Saved data entries
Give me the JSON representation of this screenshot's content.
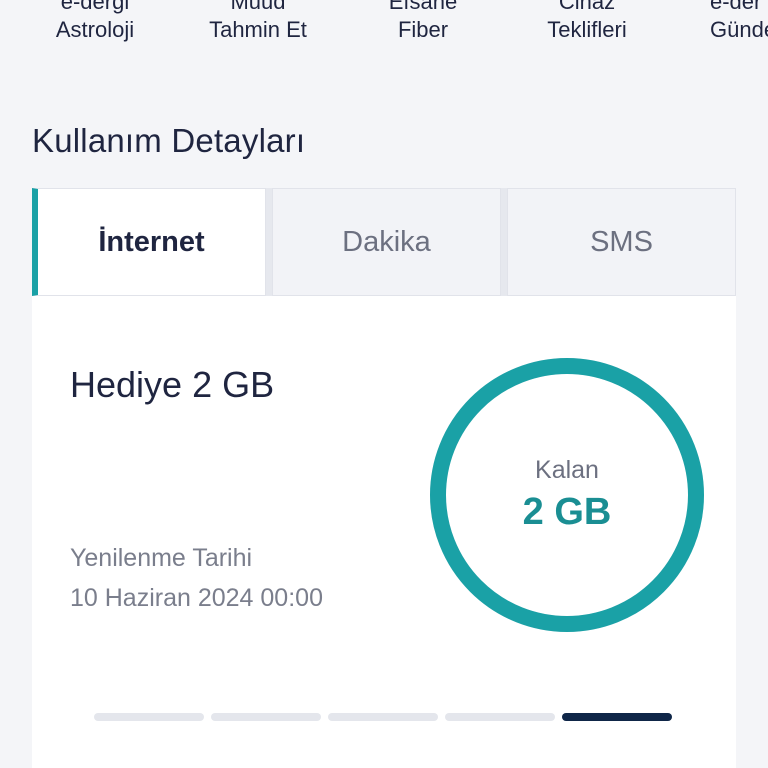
{
  "shortcuts": [
    {
      "line1": "e-dergi",
      "line2": "Astroloji"
    },
    {
      "line1": "Muud",
      "line2": "Tahmin Et"
    },
    {
      "line1": "Efsane",
      "line2": "Fiber"
    },
    {
      "line1": "Cihaz",
      "line2": "Teklifleri"
    },
    {
      "line1": "e-der",
      "line2": "Günde"
    }
  ],
  "usage": {
    "title": "Kullanım Detayları",
    "tabs": [
      {
        "label": "İnternet",
        "active": true
      },
      {
        "label": "Dakika",
        "active": false
      },
      {
        "label": "SMS",
        "active": false
      }
    ],
    "card": {
      "package_name": "Hediye 2 GB",
      "renew_label": "Yenilenme Tarihi",
      "renew_date": "10 Haziran 2024 00:00",
      "remaining_label": "Kalan",
      "remaining_value": "2 GB",
      "remaining_fraction": 1.0
    },
    "pager": {
      "count": 5,
      "active_index": 4
    }
  },
  "colors": {
    "accent": "#1aa1a6",
    "ring": "#1aa1a6",
    "value": "#1a8e93",
    "pager_active": "#0f2648",
    "text_primary": "#1f2540",
    "text_secondary": "#7a7e8c"
  }
}
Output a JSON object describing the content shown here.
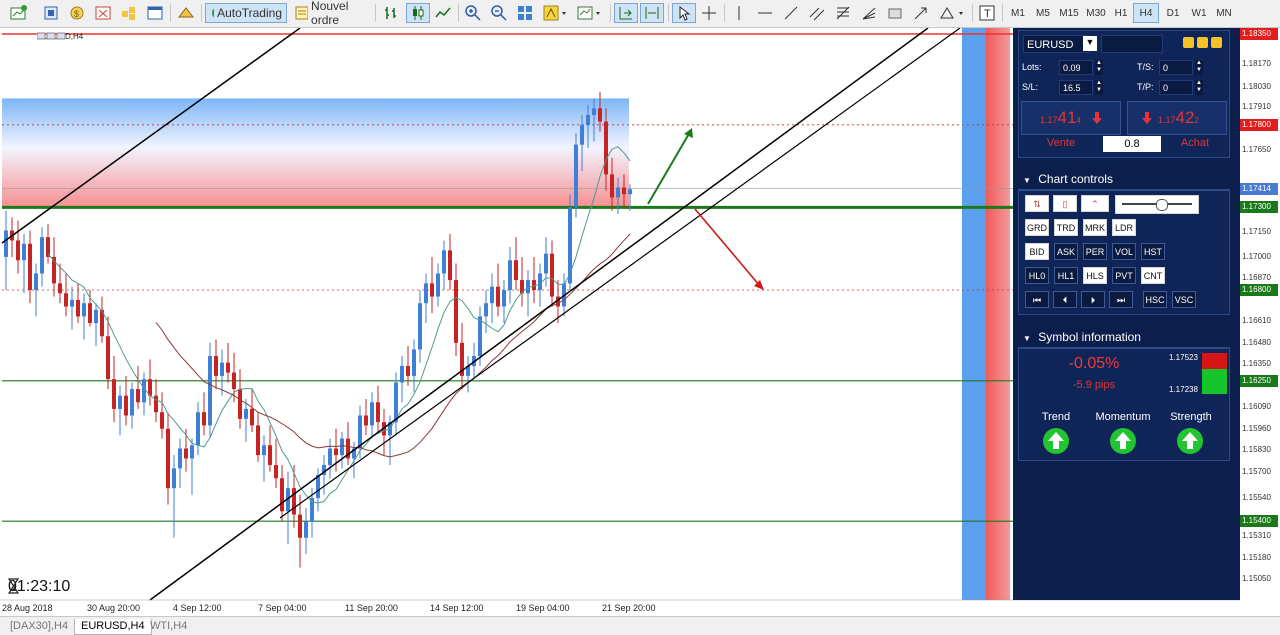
{
  "toolbar": {
    "autotrading_label": "AutoTrading",
    "new_order_label": "Nouvel ordre",
    "timeframes": [
      "M1",
      "M5",
      "M15",
      "M30",
      "H1",
      "H4",
      "D1",
      "W1",
      "MN"
    ],
    "active_timeframe": "H4"
  },
  "chart": {
    "title": "EURUSD,H4",
    "timer": "01:23:10",
    "price_labels": [
      "1.18350",
      "1.18030",
      "1.18170",
      "1.17910",
      "1.17800",
      "1.17650",
      "1.17414",
      "1.17300",
      "1.17150",
      "1.17000",
      "1.16870",
      "1.16800",
      "1.16610",
      "1.16480",
      "1.16350",
      "1.16250",
      "1.16090",
      "1.15960",
      "1.15830",
      "1.15700",
      "1.15540",
      "1.15400",
      "1.15310",
      "1.15180",
      "1.15050"
    ],
    "highlighted_prices": {
      "1.18350": "#e21d1d",
      "1.17800": "#e21d1d",
      "1.17414": "#4a7bd0",
      "1.17300": "#1a7a1a",
      "1.16800": "#1a7a1a",
      "1.16250": "#1a7a1a",
      "1.15400": "#1a7a1a"
    },
    "date_labels": [
      "28 Aug 2018",
      "30 Aug 20:00",
      "4 Sep 12:00",
      "7 Sep 04:00",
      "11 Sep 20:00",
      "14 Sep 12:00",
      "19 Sep 04:00",
      "21 Sep 20:00"
    ],
    "colors": {
      "bull": "#3f7fd6",
      "bear": "#c52424",
      "support": "#1a7a1a",
      "trend": "#000000",
      "up_arrow": "#1a7a1a",
      "down_arrow": "#d01818"
    }
  },
  "panel": {
    "symbol": "EURUSD",
    "lots_label": "Lots:",
    "lots_value": "0.09",
    "ts_label": "T/S:",
    "ts_value": "0",
    "sl_label": "S/L:",
    "sl_value": "16.5",
    "tp_label": "T/P:",
    "tp_value": "0",
    "sell_prefix": "1.17",
    "sell_big": "41",
    "sell_small": "4",
    "buy_prefix": "1.17",
    "buy_big": "42",
    "buy_small": "2",
    "sell_label": "Vente",
    "buy_label": "Achat",
    "spread": "0.8",
    "chart_controls_title": "Chart controls",
    "row1": [
      "GRD",
      "TRD",
      "MRK",
      "LDR"
    ],
    "row2": [
      "BID",
      "ASK",
      "PER",
      "VOL",
      "HST"
    ],
    "row3": [
      "HL0",
      "HL1",
      "HLS",
      "PVT",
      "CNT"
    ],
    "row4_extra": [
      "HSC",
      "VSC"
    ],
    "symbol_info_title": "Symbol information",
    "change_pct": "-0.05%",
    "change_pips": "-5.9 pips",
    "high": "1.17523",
    "low": "1.17238",
    "trend_label": "Trend",
    "momentum_label": "Momentum",
    "strength_label": "Strength"
  },
  "status_tabs": [
    "[DAX30],H4",
    "EURUSD,H4",
    "WTI,H4"
  ],
  "active_tab": "EURUSD,H4"
}
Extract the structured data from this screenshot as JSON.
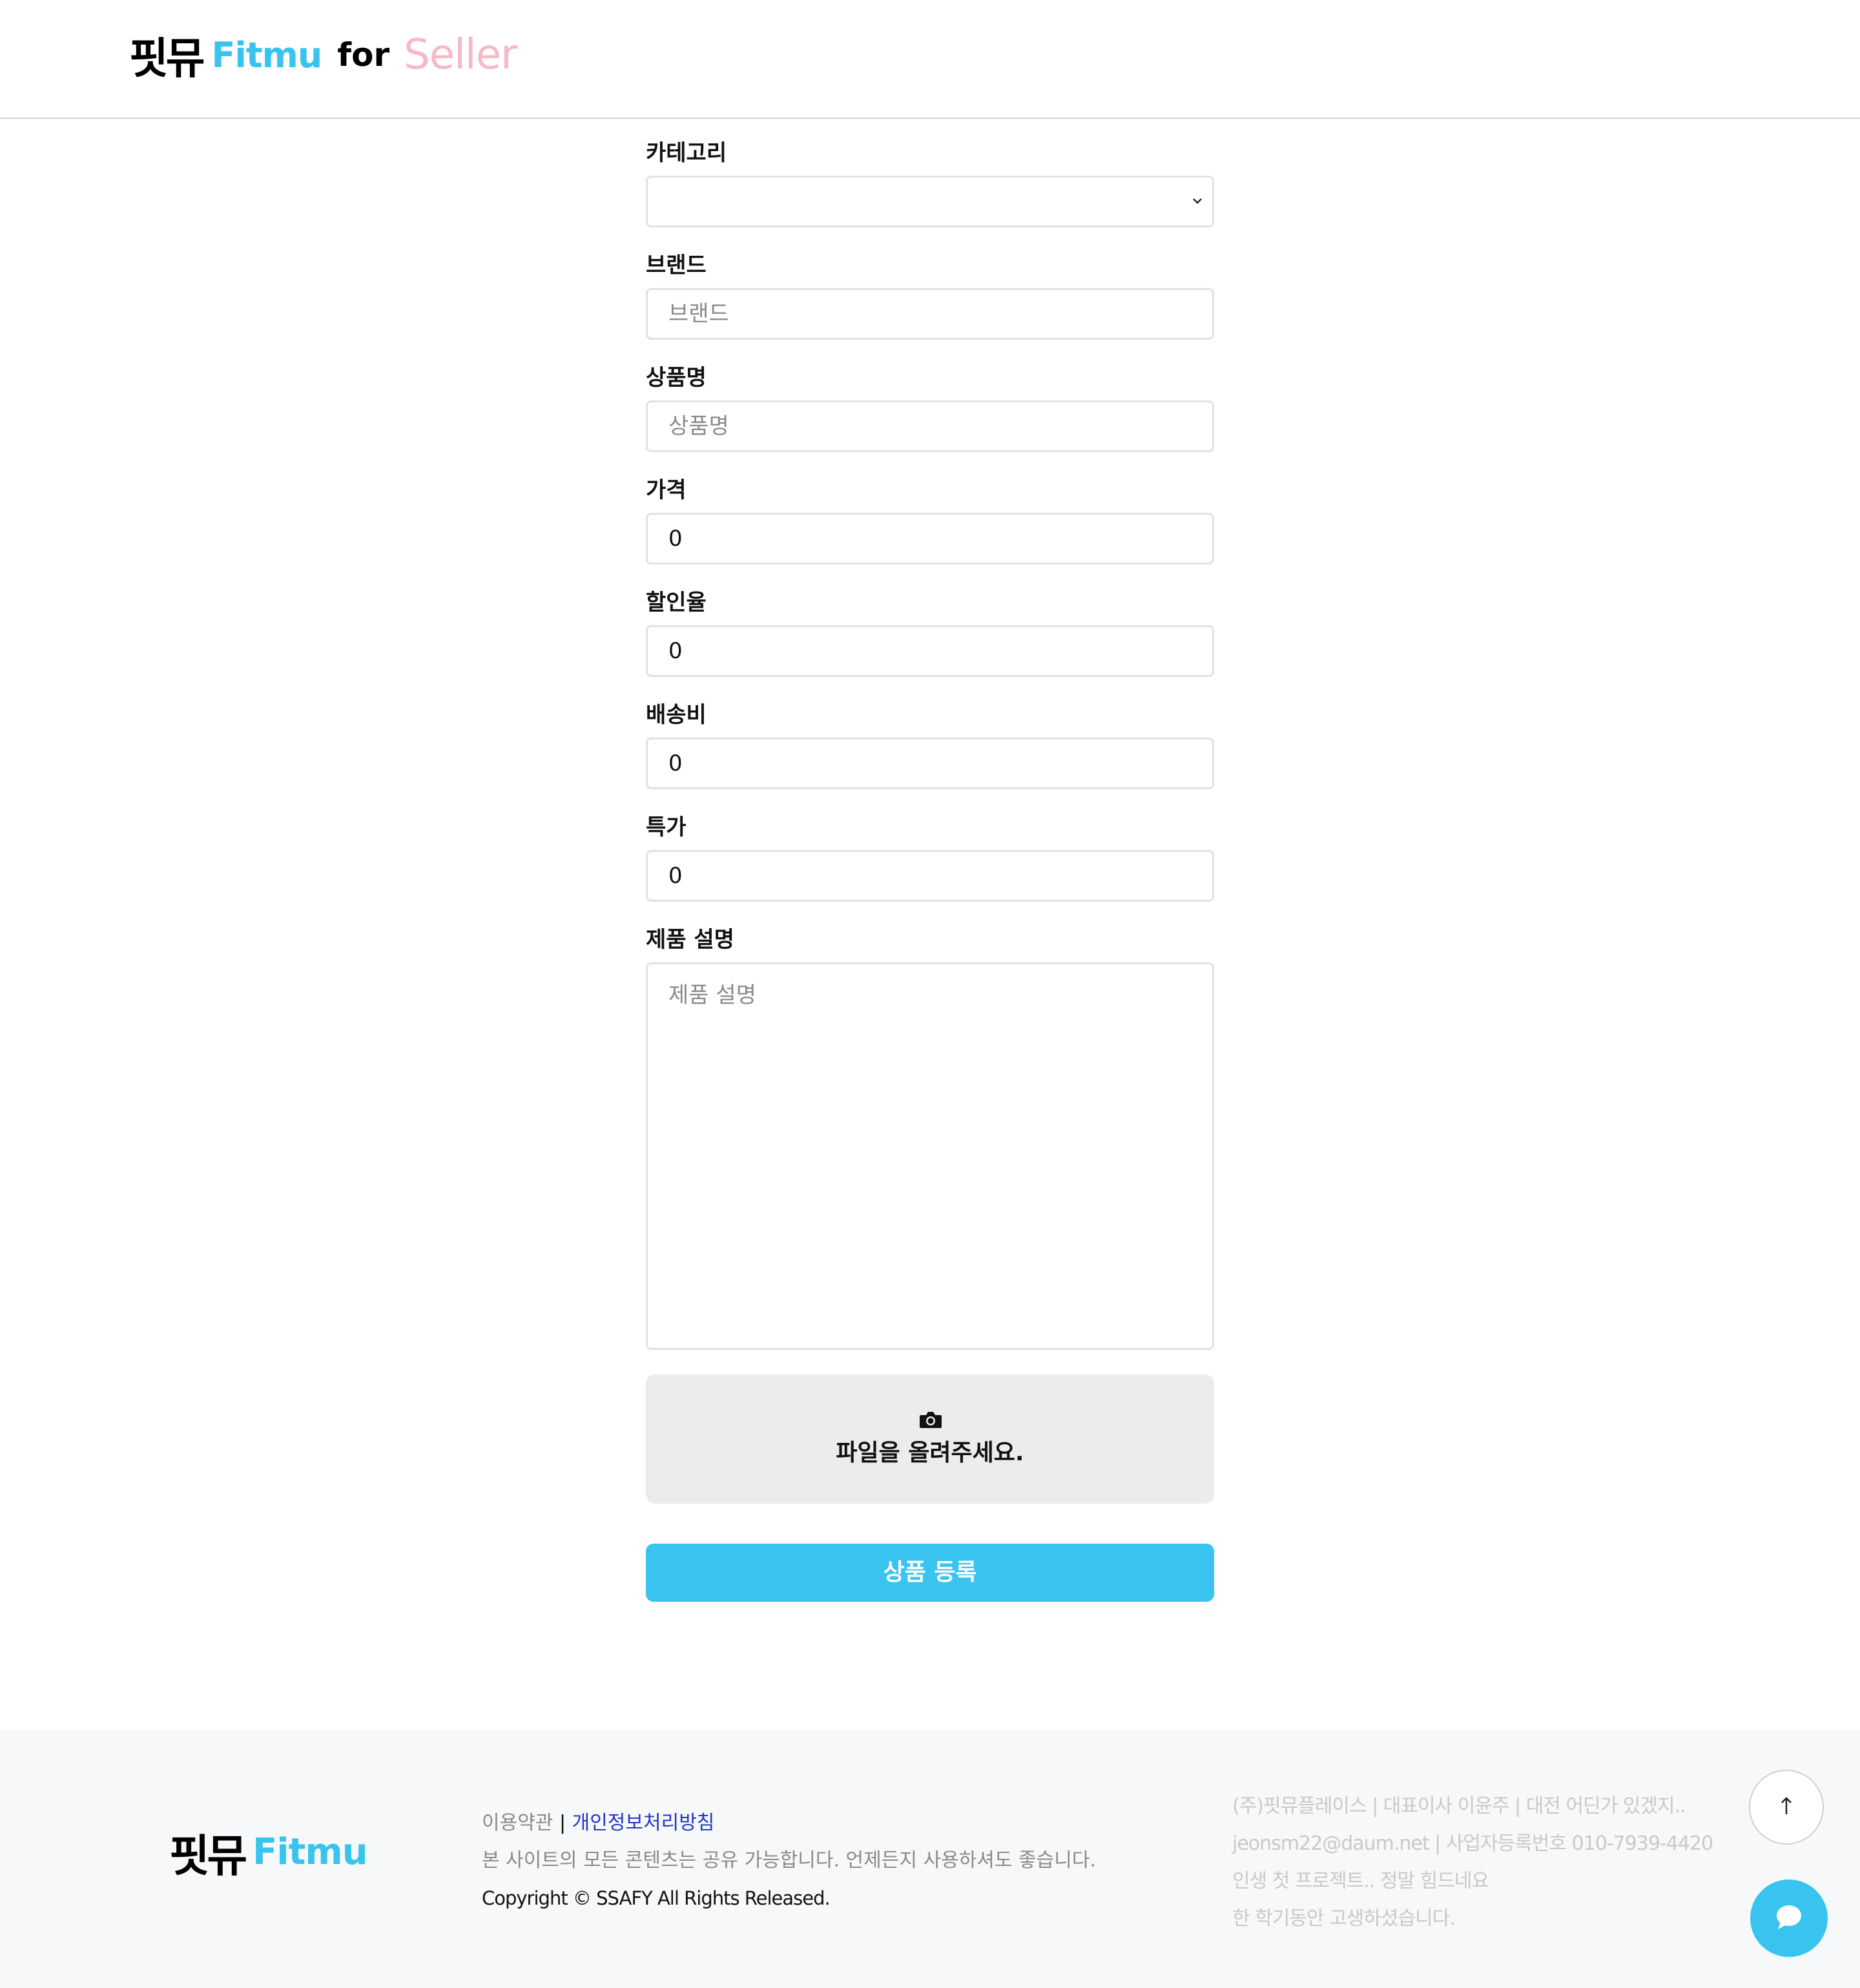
{
  "header": {
    "logo_korean": "핏뮤",
    "logo_english": "Fitmu",
    "logo_for": "for",
    "logo_seller": "Seller"
  },
  "form": {
    "category": {
      "label": "카테고리",
      "value": "",
      "icon": "chevron-down-icon"
    },
    "brand": {
      "label": "브랜드",
      "placeholder": "브랜드"
    },
    "product_name": {
      "label": "상품명",
      "placeholder": "상품명"
    },
    "price": {
      "label": "가격",
      "value": "0"
    },
    "discount_rate": {
      "label": "할인율",
      "value": "0"
    },
    "shipping_fee": {
      "label": "배송비",
      "value": "0"
    },
    "special_price": {
      "label": "특가",
      "value": "0"
    },
    "description": {
      "label": "제품 설명",
      "placeholder": "제품 설명"
    },
    "upload": {
      "icon": "camera-icon",
      "text": "파일을 올려주세요."
    },
    "submit_label": "상품 등록"
  },
  "footer": {
    "logo_korean": "핏뮤",
    "logo_english": "Fitmu",
    "terms_link": "이용약관",
    "separator": "|",
    "privacy_link": "개인정보처리방침",
    "share_notice": "본 사이트의 모든 콘텐츠는 공유 가능합니다. 언제든지 사용하셔도 좋습니다.",
    "copyright": "Copyright © SSAFY All Rights Released.",
    "company_lines": [
      "(주)핏뮤플레이스 | 대표이사 이윤주 | 대전 어딘가 있겠지..",
      "jeonsm22@daum.net | 사업자등록번호 010-7939-4420",
      "인생 첫 프로젝트.. 정말 힘드네요",
      "한 학기동안 고생하셨습니다."
    ]
  },
  "floating": {
    "top_icon": "arrow-up-icon",
    "chat_icon": "chat-bubble-icon"
  },
  "colors": {
    "brand_blue": "#38c4ee",
    "seller_pink": "#f6b9c8",
    "privacy_link": "#1f37c9"
  }
}
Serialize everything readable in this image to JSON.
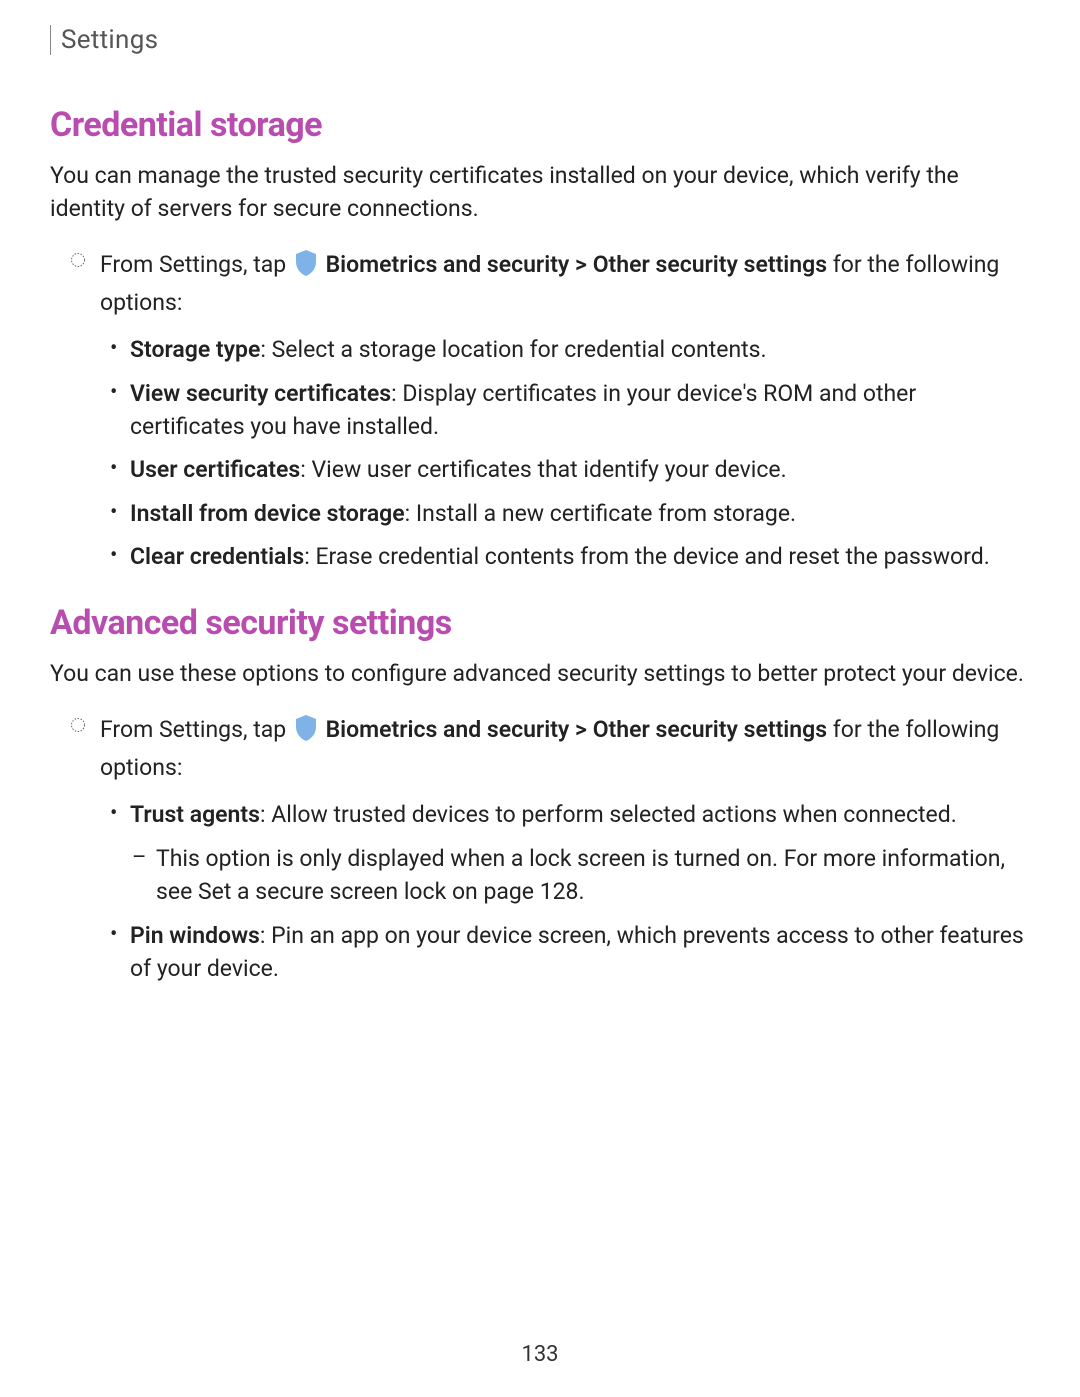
{
  "header": {
    "breadcrumb": "Settings"
  },
  "section1": {
    "heading": "Credential storage",
    "intro": "You can manage the trusted security certificates installed on your device, which verify the identity of servers for secure connections.",
    "instruction": {
      "prefix": "From Settings, tap ",
      "nav_bold1": "Biometrics and security",
      "nav_sep": " > ",
      "nav_bold2": "Other security settings",
      "suffix": " for the following options:"
    },
    "bullets": [
      {
        "term": "Storage type",
        "desc": ": Select a storage location for credential contents."
      },
      {
        "term": "View security certificates",
        "desc": ": Display certificates in your device's ROM and other certificates you have installed."
      },
      {
        "term": "User certificates",
        "desc": ": View user certificates that identify your device."
      },
      {
        "term": "Install from device storage",
        "desc": ": Install a new certificate from storage."
      },
      {
        "term": "Clear credentials",
        "desc": ": Erase credential contents from the device and reset the password."
      }
    ]
  },
  "section2": {
    "heading": "Advanced security settings",
    "intro": "You can use these options to configure advanced security settings to better protect your device.",
    "instruction": {
      "prefix": "From Settings, tap ",
      "nav_bold1": "Biometrics and security",
      "nav_sep": " > ",
      "nav_bold2": "Other security settings",
      "suffix": " for the following options:"
    },
    "bullet1": {
      "term": "Trust agents",
      "desc": ": Allow trusted devices to perform selected actions when connected.",
      "sub_prefix": "This option is only displayed when a lock screen is turned on. For more information, see ",
      "sub_link": "Set a secure screen lock",
      "sub_suffix": " on page 128."
    },
    "bullet2": {
      "term": "Pin windows",
      "desc": ": Pin an app on your device screen, which prevents access to other features of your device."
    }
  },
  "page_number": "133"
}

*GIVEN PROBLEM*.
Sift the material for lines with the string "lock". Copy each one found.

*SOLUTION TO THIS EXERCISE*.
      "sub_prefix": "This option is only displayed when a lock screen is turned on. For more information, see ",
      "sub_link": "Set a secure screen lock",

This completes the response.